[Begin Provided data]
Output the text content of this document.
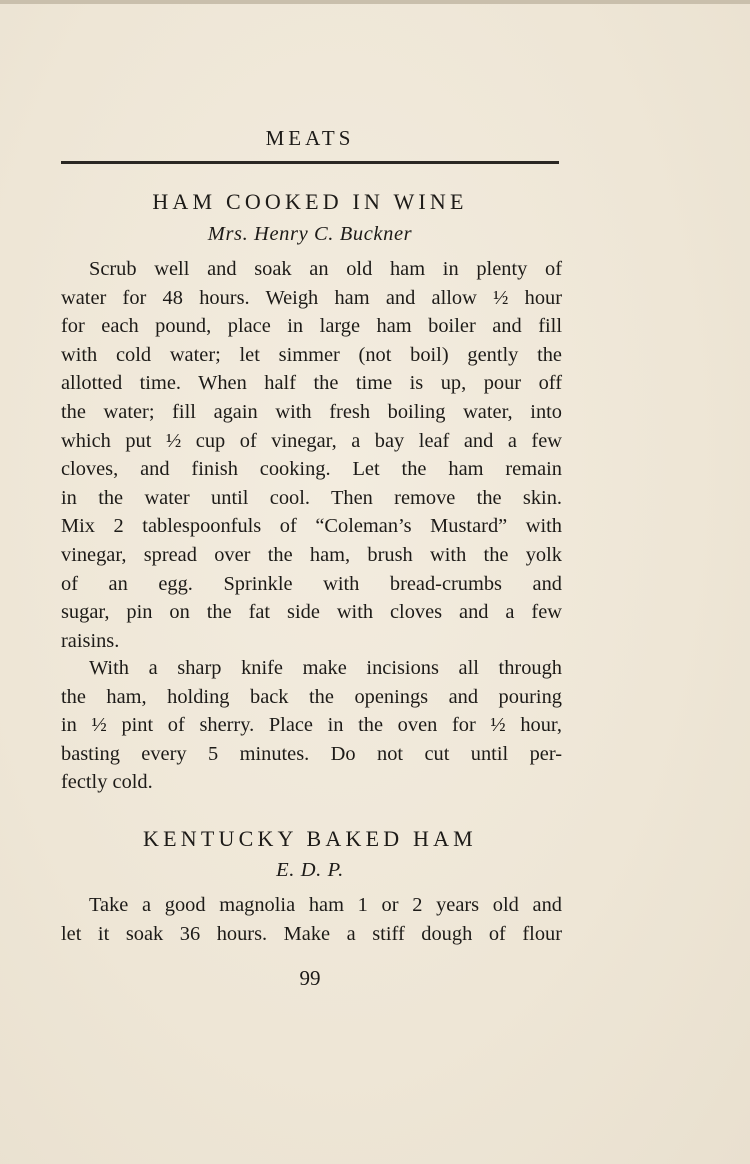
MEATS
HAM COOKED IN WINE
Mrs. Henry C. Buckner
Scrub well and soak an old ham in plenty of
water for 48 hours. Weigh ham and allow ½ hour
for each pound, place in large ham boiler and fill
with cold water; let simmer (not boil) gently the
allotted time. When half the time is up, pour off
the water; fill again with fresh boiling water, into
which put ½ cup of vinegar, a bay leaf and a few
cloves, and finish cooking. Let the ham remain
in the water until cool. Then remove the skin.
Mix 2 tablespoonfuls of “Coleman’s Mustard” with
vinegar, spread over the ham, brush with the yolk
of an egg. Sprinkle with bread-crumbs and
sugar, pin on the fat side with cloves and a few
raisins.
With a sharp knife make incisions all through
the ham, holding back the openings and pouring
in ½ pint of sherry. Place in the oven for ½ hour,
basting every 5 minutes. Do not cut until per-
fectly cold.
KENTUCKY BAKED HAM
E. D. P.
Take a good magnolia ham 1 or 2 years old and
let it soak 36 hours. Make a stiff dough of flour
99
[End Provided data]
[Begin Provided data]
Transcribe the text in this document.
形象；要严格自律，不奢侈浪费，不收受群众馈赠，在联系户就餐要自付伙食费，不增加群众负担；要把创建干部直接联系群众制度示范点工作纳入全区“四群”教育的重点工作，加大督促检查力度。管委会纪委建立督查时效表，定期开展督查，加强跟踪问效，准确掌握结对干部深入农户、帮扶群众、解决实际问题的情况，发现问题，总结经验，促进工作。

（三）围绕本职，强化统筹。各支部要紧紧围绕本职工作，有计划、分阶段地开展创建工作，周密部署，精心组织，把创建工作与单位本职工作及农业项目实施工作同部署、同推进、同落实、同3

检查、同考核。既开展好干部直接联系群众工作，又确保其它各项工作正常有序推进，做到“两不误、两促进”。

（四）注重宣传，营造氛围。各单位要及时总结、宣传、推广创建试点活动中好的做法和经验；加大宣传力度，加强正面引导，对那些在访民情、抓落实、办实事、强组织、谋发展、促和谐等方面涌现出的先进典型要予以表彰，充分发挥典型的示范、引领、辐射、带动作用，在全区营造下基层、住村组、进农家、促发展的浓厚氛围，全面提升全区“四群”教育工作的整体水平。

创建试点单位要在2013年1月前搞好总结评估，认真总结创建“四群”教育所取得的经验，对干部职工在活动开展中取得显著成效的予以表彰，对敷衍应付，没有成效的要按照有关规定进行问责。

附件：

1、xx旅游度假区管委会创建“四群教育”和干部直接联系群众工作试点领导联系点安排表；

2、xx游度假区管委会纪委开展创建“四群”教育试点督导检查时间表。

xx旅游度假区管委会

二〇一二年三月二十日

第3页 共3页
[End Provided data]
[Begin Provided data]
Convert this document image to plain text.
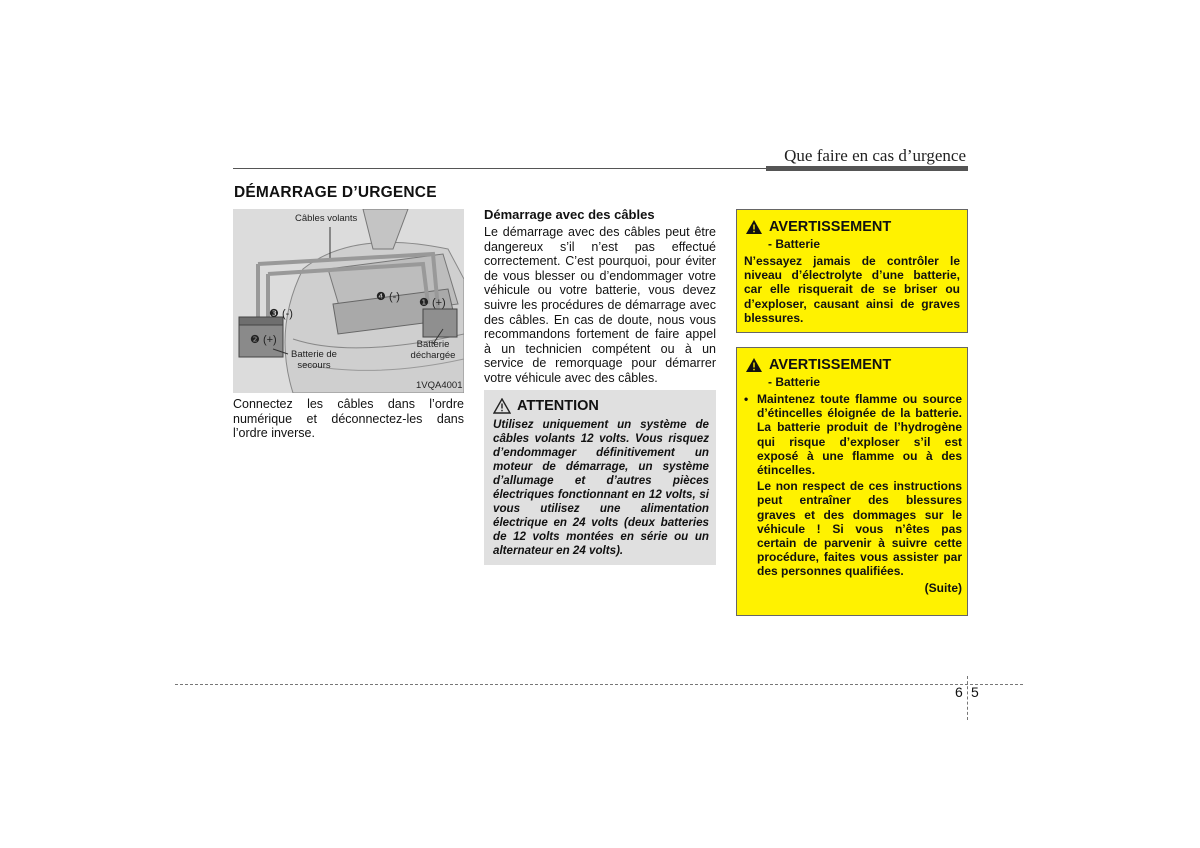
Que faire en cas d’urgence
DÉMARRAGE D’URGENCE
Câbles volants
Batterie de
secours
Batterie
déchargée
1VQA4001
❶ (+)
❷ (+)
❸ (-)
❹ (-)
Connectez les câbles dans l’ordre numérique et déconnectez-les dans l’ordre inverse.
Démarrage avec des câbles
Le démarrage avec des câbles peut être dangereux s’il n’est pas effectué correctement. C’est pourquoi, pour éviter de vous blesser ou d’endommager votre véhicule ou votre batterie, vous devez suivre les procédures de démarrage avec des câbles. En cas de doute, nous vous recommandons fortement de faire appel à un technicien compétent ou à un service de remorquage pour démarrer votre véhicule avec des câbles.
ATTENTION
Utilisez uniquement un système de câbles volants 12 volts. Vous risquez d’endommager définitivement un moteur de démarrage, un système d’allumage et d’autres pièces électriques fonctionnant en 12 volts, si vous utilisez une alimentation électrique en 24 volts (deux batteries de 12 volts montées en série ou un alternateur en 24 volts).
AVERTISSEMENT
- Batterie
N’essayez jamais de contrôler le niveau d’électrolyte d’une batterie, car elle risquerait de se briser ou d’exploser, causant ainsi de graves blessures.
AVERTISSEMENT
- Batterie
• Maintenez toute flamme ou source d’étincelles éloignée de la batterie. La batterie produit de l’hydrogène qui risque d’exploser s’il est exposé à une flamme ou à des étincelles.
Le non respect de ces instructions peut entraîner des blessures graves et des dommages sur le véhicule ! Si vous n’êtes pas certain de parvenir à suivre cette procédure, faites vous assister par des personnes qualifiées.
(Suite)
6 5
[End Provided data]
**What to do**
Give nothing but the number of lines containing the string "until".

**Result for this exercise**
2